Task objective:
Of all the lines in these entries, how many contain the string "this"? Give only that count.

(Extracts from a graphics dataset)

========

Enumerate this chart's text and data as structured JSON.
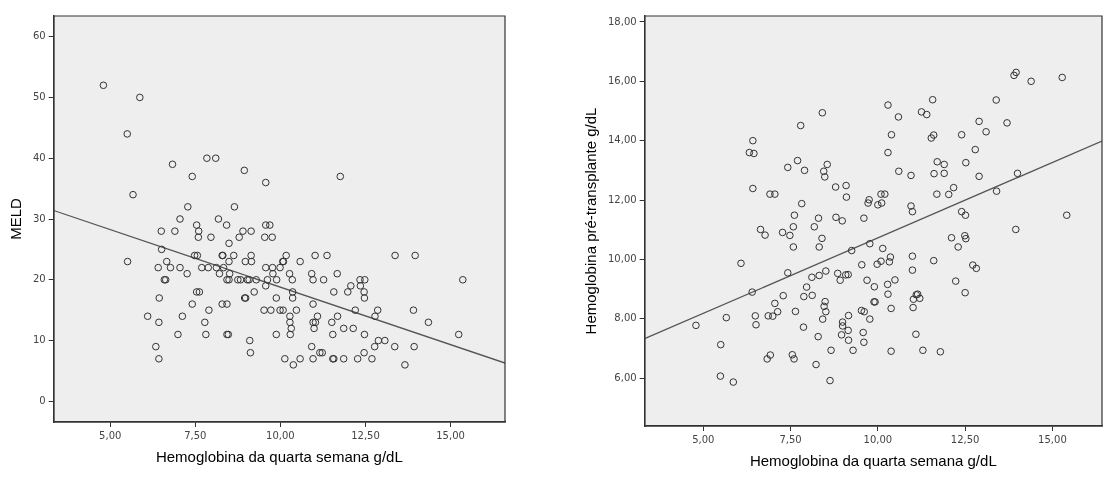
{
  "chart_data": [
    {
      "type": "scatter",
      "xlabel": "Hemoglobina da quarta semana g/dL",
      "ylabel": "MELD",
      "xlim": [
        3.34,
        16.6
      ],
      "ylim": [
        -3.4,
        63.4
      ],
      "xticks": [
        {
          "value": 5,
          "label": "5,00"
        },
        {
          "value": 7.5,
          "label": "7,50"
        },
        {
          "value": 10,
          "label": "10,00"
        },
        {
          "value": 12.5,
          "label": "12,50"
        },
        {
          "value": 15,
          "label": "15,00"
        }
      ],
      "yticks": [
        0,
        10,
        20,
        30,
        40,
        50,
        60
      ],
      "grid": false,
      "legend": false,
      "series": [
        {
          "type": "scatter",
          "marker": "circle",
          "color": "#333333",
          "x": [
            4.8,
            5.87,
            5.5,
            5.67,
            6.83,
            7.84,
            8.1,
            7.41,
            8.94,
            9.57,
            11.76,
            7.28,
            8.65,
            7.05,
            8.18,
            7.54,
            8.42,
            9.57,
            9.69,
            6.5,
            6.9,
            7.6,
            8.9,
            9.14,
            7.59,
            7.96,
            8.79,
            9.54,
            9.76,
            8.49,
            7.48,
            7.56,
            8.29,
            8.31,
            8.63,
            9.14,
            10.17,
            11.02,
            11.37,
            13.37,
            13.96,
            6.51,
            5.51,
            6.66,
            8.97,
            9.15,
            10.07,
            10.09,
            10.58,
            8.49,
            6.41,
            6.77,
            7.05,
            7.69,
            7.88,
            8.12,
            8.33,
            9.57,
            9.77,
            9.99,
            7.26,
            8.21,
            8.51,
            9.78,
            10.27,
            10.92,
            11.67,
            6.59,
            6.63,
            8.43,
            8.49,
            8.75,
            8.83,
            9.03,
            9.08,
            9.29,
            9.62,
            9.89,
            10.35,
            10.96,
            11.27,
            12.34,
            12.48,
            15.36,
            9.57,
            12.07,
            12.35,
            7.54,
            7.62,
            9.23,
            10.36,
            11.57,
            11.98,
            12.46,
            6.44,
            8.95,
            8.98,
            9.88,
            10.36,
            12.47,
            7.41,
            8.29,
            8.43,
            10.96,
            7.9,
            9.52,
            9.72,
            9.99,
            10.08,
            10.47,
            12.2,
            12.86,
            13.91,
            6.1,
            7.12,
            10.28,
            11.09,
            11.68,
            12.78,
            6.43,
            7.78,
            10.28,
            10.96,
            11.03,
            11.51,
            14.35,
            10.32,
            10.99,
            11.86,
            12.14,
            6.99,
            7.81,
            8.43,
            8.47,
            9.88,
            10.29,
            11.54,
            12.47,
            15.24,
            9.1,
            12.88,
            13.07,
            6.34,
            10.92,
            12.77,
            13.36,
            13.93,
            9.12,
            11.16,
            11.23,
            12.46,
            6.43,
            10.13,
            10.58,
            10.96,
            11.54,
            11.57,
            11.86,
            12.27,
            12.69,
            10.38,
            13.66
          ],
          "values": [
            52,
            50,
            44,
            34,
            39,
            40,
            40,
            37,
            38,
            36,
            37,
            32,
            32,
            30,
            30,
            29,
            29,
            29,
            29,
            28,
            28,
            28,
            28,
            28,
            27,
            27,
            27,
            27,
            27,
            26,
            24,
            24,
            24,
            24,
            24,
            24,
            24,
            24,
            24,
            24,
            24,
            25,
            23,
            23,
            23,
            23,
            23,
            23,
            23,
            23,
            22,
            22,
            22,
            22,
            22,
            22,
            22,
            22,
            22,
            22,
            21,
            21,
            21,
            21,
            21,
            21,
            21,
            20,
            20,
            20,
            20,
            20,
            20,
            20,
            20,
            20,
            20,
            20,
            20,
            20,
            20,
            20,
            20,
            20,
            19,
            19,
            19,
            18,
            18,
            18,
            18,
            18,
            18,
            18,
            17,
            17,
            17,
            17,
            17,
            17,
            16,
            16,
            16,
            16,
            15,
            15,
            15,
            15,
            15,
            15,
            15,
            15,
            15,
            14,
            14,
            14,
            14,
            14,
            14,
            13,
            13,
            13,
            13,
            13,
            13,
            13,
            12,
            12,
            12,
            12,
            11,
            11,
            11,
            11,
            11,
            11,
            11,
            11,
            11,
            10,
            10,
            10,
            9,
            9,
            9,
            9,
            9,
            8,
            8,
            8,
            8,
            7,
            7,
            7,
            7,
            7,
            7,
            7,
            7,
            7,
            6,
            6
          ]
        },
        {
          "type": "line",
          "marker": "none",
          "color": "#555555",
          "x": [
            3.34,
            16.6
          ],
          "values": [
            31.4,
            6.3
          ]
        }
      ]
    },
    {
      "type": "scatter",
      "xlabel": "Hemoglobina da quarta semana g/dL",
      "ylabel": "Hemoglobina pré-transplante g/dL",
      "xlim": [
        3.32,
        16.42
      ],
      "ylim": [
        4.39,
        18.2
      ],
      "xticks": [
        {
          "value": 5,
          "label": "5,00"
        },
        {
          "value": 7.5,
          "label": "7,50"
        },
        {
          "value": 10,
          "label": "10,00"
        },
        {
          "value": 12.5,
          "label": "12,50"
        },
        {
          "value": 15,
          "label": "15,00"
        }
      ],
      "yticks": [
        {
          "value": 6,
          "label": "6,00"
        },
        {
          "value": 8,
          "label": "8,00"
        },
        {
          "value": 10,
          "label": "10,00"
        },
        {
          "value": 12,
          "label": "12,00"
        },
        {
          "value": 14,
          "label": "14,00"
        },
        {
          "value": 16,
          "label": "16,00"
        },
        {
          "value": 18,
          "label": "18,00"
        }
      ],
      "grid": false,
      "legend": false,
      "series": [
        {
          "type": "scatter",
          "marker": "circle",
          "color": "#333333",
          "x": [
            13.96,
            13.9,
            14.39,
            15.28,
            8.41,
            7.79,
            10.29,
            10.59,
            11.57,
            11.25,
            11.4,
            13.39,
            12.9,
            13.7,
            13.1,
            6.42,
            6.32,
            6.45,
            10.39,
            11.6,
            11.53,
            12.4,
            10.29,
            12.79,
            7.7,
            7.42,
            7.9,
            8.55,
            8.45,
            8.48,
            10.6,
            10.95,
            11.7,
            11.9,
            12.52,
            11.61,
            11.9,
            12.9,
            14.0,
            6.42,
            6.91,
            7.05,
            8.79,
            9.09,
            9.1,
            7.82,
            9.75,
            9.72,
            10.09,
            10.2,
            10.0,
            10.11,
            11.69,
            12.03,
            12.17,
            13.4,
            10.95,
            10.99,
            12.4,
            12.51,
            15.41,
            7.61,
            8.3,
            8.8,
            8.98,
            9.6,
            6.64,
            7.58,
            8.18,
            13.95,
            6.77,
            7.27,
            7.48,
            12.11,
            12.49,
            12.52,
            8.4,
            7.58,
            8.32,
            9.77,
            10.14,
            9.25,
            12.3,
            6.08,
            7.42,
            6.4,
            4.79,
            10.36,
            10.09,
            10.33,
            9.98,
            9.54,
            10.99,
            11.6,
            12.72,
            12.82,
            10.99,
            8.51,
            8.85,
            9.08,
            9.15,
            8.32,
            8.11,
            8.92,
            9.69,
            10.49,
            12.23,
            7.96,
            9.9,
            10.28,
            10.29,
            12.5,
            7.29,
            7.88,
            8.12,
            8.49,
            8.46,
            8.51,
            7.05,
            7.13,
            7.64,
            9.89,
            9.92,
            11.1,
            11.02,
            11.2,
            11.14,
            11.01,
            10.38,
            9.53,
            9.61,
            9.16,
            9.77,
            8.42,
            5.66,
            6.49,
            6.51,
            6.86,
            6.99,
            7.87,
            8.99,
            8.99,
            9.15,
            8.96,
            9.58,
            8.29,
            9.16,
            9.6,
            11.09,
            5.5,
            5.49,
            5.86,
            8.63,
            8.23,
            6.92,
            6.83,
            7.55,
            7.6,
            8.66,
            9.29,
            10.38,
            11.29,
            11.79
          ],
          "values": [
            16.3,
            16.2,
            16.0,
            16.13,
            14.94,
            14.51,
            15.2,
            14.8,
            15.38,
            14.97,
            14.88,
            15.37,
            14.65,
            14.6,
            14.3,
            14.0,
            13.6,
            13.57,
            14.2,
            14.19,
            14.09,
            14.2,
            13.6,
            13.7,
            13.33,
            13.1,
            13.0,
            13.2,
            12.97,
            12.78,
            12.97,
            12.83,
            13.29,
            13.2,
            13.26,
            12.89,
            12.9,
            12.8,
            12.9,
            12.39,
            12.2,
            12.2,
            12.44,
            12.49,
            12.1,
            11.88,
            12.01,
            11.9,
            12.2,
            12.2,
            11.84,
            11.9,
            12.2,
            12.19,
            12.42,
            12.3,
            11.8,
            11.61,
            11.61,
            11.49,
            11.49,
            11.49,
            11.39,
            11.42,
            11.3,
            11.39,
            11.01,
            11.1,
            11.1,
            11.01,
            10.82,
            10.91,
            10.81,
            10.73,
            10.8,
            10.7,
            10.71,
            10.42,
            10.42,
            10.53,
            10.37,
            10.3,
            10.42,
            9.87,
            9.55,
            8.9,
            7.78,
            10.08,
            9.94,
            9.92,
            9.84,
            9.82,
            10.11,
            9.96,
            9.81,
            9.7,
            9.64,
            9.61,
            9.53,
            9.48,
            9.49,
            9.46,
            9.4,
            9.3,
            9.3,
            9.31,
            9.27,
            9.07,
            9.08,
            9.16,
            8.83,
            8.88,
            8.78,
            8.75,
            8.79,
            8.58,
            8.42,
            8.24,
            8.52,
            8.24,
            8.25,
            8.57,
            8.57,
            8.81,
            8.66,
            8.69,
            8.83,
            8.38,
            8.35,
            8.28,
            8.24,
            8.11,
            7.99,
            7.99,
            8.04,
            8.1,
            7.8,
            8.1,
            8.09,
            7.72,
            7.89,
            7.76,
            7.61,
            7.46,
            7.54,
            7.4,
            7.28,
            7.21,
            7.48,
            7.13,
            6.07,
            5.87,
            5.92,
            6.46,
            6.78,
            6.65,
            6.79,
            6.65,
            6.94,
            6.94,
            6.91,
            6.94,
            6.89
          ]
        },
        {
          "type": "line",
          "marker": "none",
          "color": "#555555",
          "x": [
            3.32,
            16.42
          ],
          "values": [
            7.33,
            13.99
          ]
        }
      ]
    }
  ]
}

========

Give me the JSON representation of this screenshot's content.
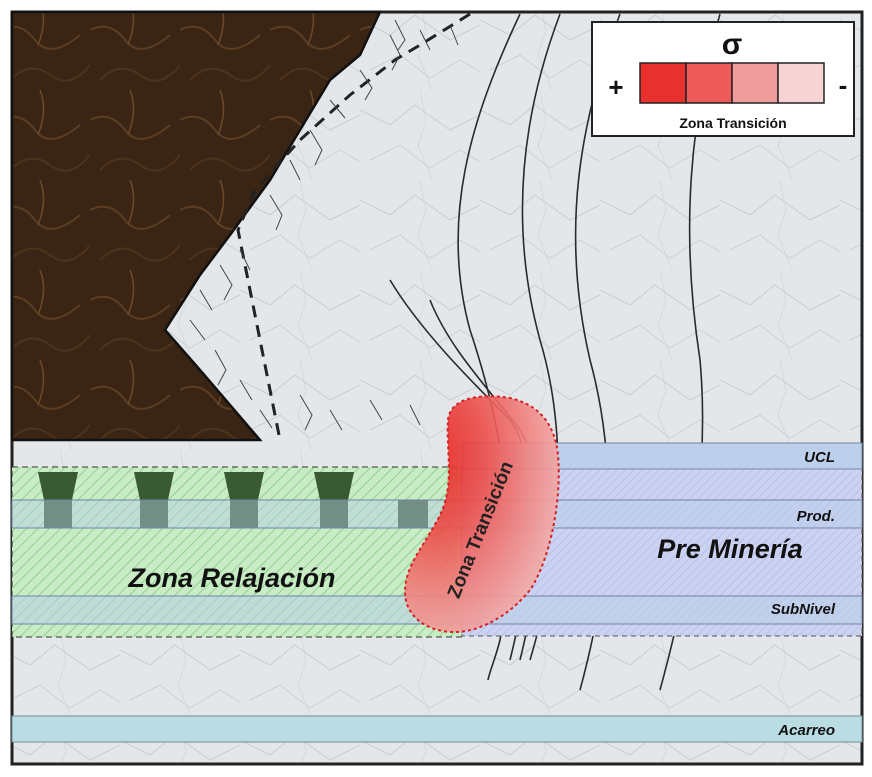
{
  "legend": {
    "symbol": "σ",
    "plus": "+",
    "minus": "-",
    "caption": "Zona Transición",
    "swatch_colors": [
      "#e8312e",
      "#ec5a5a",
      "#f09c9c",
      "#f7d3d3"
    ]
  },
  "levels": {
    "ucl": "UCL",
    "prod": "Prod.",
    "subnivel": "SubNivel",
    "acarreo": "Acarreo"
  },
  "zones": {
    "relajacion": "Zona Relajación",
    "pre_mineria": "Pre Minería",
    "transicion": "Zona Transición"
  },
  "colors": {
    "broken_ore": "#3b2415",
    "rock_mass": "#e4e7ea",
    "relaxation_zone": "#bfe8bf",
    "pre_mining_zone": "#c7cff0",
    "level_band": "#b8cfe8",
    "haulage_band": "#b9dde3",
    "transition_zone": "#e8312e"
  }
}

========

Written solution:
2